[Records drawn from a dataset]
########

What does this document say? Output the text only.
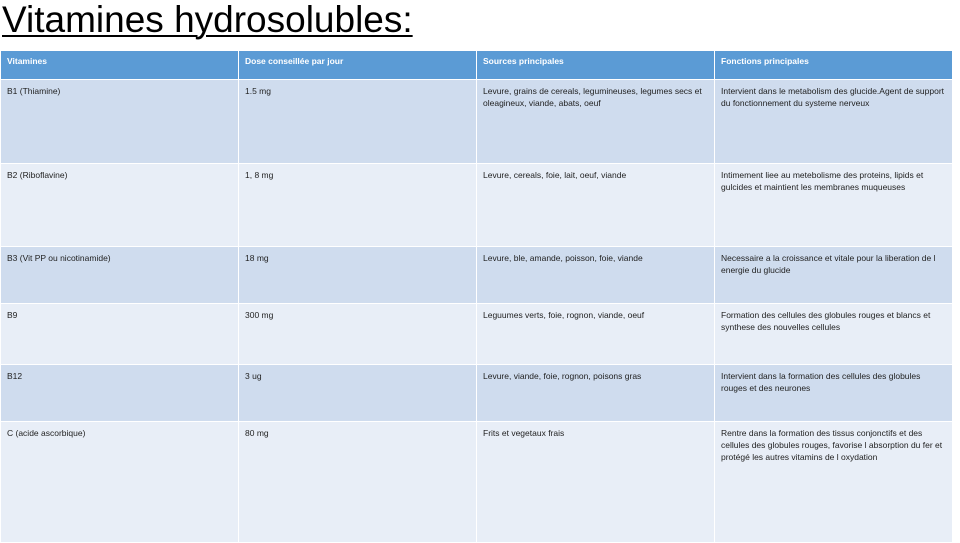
Vitamines hydrosolubles:
Vitamines	Dose conseillée par jour	Sources principales	Fonctions principales
B1 (Thiamine)	1.5 mg	Levure, grains de cereals, legumineuses, legumes secs et oleagineux, viande, abats, oeuf	Intervient dans le metabolism des glucide.Agent de support du fonctionnement du systeme nerveux
B2 (Riboflavine)	1, 8 mg	Levure, cereals, foie, lait, oeuf, viande	Intimement liee au metebolisme des proteins, lipids et gulcides et maintient les membranes muqueuses
B3 (Vit PP ou nicotinamide)	18 mg	Levure, ble, amande, poisson, foie, viande	Necessaire a la croissance et vitale pour la liberation de l energie du glucide
B9	300 mg	Leguumes verts, foie, rognon, viande, oeuf	Formation des cellules des globules rouges et blancs et synthese des nouvelles cellules
B12	3 ug	Levure, viande, foie, rognon, poisons gras	Intervient dans la formation des cellules des globules rouges et des neurones
C (acide ascorbique)	80 mg	Frits et vegetaux frais	Rentre dans la formation des tissus conjonctifs et des cellules des globules rouges, favorise l absorption du fer et protégé les autres vitamins de l oxydation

########

_Exercise prompt_
Isolate the lines above that contain the word "Vitamines" and copy them.

_Answer for this exercise_
Vitamines hydrosolubles:
Vitamines	Dose conseillée par jour	Sources principales	Fonctions principales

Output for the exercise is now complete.